# START OF RECORDS FOR THE TASK
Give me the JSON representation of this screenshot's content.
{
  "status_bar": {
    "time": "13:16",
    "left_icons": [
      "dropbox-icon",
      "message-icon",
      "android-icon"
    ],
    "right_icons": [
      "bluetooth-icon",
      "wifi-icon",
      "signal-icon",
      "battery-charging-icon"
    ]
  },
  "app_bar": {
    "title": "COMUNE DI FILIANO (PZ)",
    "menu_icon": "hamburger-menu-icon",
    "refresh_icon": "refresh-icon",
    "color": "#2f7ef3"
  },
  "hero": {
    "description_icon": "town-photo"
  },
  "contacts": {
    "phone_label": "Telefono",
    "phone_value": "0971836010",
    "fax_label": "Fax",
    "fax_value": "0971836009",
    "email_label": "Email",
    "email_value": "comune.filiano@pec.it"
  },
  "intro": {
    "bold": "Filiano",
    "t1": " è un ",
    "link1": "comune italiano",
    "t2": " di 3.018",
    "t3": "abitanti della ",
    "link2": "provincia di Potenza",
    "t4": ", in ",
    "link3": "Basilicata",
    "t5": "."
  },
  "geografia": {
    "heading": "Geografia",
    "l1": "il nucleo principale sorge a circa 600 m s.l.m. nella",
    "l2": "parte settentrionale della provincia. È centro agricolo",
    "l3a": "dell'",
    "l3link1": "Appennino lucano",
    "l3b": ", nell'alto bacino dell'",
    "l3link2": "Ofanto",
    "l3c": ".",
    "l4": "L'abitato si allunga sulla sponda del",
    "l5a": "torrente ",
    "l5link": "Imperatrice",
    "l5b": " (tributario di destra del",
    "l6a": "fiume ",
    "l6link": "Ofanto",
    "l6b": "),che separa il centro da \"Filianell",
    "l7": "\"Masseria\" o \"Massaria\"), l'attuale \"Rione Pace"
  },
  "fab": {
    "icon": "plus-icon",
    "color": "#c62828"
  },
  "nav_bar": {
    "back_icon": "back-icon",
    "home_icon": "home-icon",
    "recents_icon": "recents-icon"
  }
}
# END OF RECORDS FOR THE TASK
Which lines in the data above contain "della"? Show each one.

    "t3": "abitanti della ",
    "l2": "parte settentrionale della provincia. È centro agricolo",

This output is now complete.